Work required -
Check each line below for the word "analytics", and copy those that have it.
+---+
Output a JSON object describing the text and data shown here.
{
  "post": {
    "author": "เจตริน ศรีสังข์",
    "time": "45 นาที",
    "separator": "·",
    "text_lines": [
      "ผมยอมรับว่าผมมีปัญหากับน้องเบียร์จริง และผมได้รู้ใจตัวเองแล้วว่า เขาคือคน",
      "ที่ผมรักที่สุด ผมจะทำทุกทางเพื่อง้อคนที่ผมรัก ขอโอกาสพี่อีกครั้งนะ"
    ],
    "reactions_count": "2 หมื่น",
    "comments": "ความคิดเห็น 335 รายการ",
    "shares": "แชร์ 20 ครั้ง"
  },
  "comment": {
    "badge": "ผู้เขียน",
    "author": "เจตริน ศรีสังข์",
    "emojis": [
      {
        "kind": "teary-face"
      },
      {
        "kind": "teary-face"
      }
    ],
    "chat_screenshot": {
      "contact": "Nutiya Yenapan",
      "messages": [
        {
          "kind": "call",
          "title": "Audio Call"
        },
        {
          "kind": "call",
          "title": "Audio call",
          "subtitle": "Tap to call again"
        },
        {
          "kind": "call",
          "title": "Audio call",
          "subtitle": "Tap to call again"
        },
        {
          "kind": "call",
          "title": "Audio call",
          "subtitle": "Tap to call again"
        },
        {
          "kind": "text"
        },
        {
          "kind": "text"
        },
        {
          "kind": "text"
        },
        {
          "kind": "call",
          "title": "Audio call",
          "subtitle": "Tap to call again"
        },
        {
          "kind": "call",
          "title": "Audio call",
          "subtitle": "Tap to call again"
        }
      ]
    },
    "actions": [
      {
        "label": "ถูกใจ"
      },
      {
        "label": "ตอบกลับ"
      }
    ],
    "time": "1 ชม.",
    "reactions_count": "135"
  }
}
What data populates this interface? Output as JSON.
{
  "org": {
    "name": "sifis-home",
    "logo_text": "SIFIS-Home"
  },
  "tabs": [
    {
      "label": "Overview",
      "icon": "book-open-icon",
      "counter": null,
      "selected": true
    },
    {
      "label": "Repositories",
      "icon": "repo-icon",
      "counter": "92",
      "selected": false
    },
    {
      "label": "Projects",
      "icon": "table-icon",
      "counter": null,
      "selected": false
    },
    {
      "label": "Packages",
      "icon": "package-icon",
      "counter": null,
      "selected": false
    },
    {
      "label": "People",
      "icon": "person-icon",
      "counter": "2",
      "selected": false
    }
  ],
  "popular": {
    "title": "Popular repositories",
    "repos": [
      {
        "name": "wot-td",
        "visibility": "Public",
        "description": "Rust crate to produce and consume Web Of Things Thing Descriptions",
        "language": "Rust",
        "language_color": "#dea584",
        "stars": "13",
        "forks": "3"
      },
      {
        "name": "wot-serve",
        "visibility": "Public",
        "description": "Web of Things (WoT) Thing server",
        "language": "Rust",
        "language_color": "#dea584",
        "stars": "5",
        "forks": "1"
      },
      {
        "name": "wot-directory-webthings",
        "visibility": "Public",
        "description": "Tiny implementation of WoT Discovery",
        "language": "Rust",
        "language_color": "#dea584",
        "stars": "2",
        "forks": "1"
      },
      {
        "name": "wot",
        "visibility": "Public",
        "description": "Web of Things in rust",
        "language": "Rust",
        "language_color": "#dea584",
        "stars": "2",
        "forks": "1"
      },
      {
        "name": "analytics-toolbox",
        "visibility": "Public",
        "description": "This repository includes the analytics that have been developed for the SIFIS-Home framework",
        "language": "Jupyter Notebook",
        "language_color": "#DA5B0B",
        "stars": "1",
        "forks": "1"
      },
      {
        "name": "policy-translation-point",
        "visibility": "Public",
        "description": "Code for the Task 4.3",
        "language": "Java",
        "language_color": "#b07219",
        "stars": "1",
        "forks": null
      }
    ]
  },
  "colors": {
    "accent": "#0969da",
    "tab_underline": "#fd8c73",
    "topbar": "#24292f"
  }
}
+---+
Written response -
        "name": "analytics-toolbox",
        "description": "This repository includes the analytics that have been developed for the SIFIS-Home framework",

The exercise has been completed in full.